◆ Instructions to follow:
Check each line of the data below for the word "ассигнования", then extract the ones that have it.

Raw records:
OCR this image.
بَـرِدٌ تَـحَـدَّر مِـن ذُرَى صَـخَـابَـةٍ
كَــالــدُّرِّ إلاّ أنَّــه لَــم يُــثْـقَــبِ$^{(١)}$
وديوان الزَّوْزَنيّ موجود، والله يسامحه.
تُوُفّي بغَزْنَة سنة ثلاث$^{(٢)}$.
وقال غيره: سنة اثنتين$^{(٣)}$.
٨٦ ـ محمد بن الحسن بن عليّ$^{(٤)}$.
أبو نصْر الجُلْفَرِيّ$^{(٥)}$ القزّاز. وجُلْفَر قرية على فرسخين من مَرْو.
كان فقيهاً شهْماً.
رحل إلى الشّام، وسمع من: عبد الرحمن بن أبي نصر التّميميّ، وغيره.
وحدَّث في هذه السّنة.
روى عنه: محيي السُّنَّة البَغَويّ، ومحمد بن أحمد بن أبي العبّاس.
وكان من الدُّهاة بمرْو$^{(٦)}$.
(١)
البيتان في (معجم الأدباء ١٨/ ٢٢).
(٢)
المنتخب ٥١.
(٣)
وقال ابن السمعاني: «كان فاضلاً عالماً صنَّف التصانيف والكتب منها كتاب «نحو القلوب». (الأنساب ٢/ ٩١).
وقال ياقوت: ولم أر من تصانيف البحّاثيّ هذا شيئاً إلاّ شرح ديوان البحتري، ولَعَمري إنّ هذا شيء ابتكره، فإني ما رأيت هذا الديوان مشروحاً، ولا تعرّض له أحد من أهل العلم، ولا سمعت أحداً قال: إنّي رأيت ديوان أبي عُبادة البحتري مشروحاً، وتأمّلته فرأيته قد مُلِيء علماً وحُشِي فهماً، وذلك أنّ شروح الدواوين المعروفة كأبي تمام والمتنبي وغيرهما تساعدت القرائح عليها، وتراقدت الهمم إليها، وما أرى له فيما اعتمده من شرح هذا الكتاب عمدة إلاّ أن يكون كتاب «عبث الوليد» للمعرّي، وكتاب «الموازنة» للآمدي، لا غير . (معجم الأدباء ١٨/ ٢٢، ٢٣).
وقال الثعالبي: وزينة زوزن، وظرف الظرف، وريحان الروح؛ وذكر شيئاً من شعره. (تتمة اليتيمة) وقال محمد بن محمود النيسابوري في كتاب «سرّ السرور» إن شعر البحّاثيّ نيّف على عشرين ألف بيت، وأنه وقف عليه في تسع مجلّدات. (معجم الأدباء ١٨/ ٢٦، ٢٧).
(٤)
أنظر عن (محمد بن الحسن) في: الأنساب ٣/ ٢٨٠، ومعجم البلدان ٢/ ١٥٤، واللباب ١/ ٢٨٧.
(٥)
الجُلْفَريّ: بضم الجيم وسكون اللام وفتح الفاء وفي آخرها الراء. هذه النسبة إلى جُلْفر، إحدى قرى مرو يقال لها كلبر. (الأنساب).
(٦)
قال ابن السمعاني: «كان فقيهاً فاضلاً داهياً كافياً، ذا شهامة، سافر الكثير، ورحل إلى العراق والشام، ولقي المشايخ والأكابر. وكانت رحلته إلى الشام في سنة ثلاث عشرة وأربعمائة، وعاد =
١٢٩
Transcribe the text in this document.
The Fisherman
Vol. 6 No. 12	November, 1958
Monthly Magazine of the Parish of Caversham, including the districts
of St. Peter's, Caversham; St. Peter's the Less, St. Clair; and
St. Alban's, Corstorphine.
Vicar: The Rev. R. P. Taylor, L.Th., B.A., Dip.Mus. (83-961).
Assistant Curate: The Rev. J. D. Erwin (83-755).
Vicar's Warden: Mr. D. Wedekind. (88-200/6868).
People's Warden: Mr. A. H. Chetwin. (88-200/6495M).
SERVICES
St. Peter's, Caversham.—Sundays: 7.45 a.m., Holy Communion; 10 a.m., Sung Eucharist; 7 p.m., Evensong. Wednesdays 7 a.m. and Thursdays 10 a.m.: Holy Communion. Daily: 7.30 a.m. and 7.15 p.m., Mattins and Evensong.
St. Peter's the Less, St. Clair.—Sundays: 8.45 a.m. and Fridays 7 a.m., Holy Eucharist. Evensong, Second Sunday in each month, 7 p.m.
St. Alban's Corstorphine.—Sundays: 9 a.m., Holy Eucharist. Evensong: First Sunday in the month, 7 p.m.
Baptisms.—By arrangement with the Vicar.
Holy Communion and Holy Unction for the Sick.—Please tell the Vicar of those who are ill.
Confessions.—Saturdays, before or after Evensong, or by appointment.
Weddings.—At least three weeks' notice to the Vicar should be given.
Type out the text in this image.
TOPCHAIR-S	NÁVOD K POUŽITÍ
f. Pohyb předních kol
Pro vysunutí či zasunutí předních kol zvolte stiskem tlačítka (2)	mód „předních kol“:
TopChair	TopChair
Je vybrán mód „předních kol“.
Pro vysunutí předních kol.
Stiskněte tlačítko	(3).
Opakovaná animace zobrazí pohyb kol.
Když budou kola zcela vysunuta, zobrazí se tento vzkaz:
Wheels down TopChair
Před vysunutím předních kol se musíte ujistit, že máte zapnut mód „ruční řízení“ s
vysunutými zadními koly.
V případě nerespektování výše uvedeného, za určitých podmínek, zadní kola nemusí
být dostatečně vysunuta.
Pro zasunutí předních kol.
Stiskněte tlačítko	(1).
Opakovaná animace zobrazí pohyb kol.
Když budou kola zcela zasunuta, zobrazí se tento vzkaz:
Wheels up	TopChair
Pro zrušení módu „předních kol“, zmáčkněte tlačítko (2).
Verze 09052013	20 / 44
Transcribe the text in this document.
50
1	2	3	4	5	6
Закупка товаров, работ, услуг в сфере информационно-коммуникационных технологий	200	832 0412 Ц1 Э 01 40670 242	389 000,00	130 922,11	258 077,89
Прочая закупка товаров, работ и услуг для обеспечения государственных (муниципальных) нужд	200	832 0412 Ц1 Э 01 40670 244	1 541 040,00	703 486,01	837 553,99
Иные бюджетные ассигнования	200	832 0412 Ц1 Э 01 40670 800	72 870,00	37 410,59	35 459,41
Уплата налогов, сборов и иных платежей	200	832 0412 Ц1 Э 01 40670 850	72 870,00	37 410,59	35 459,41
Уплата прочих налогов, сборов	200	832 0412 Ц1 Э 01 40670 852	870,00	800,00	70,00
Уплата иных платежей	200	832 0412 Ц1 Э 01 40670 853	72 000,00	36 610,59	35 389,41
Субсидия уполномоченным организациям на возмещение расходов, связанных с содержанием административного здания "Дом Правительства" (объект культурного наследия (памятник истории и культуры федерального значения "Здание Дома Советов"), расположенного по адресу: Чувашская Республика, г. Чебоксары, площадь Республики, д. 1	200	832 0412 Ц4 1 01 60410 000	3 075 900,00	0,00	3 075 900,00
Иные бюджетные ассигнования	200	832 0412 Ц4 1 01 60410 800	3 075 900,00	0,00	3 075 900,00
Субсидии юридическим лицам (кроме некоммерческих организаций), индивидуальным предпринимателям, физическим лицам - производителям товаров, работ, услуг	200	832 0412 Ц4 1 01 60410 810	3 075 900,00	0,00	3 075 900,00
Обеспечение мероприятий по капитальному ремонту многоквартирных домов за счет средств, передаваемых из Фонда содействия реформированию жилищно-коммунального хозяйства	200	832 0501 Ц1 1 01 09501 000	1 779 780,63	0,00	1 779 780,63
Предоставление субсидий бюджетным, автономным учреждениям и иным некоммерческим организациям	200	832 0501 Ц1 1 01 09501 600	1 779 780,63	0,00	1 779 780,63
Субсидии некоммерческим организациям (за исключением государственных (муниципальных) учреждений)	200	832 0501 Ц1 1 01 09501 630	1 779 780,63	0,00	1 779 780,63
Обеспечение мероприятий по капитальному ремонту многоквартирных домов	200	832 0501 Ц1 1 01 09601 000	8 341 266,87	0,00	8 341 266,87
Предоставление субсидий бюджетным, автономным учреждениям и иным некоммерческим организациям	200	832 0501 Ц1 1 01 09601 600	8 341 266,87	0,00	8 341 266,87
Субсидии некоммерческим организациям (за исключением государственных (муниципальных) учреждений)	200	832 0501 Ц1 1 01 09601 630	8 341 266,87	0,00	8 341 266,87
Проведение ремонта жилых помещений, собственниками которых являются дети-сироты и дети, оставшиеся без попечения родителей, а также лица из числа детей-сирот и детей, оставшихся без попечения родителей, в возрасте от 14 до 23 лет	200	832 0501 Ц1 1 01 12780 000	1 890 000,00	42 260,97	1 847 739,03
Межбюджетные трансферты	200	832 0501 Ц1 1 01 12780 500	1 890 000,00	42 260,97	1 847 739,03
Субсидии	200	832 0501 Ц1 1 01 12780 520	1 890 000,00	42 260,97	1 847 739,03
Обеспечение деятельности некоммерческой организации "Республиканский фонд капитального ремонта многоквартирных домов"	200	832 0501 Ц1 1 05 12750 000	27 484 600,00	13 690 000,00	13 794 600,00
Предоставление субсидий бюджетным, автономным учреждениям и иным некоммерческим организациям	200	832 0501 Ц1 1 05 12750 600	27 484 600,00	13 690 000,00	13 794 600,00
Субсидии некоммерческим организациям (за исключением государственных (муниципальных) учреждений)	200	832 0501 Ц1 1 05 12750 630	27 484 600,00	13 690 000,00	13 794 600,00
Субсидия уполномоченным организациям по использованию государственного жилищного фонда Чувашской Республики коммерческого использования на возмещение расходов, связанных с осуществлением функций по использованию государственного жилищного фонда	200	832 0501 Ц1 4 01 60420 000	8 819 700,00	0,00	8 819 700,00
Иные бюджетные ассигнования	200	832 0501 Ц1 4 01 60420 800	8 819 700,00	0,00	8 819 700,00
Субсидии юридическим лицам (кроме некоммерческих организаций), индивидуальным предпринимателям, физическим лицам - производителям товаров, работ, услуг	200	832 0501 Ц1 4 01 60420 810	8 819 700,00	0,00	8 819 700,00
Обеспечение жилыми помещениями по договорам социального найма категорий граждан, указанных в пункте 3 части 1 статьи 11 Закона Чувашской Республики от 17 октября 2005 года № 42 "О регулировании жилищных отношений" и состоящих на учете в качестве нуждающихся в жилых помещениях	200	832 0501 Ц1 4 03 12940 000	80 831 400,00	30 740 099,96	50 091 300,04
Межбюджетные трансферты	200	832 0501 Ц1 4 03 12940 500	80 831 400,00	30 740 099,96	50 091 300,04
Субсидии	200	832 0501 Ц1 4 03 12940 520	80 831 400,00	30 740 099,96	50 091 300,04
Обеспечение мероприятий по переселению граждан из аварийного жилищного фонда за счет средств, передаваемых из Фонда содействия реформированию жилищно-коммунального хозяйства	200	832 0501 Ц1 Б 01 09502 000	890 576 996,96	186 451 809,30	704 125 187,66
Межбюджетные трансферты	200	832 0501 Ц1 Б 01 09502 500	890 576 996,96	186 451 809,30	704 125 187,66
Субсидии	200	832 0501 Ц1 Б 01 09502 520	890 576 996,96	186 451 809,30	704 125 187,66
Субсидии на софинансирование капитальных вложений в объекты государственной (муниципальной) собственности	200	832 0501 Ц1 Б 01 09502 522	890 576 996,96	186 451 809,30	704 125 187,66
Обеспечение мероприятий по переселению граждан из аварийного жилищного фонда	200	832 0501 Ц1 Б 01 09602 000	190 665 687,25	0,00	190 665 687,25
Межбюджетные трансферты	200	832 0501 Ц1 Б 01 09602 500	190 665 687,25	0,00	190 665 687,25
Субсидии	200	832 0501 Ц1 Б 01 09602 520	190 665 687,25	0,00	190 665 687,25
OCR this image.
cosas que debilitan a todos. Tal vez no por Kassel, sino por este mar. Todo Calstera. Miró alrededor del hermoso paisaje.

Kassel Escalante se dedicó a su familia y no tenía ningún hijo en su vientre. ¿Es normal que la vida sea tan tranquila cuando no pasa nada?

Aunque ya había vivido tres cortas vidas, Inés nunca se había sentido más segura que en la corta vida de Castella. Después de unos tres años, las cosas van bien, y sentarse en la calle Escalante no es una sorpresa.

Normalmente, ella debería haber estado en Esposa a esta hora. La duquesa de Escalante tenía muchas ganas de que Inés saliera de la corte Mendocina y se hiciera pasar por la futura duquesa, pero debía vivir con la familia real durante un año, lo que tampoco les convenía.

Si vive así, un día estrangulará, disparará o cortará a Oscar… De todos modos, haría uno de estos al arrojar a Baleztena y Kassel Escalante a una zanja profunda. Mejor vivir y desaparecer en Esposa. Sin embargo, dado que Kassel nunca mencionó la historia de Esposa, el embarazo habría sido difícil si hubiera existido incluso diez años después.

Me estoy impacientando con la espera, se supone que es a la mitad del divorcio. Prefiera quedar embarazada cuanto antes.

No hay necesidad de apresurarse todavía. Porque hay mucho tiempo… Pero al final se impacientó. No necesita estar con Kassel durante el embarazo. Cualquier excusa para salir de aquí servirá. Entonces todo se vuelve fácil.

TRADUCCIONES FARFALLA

◆ Exercise answer:
Иные бюджетные ассигнования	200	832 0412 Ц1 Э 01 40670 800	72 870,00	37 410,59	35 459,41
Иные бюджетные ассигнования	200	832 0412 Ц4 1 01 60410 800	3 075 900,00	0,00	3 075 900,00
Иные бюджетные ассигнования	200	832 0501 Ц1 4 01 60420 800	8 819 700,00	0,00	8 819 700,00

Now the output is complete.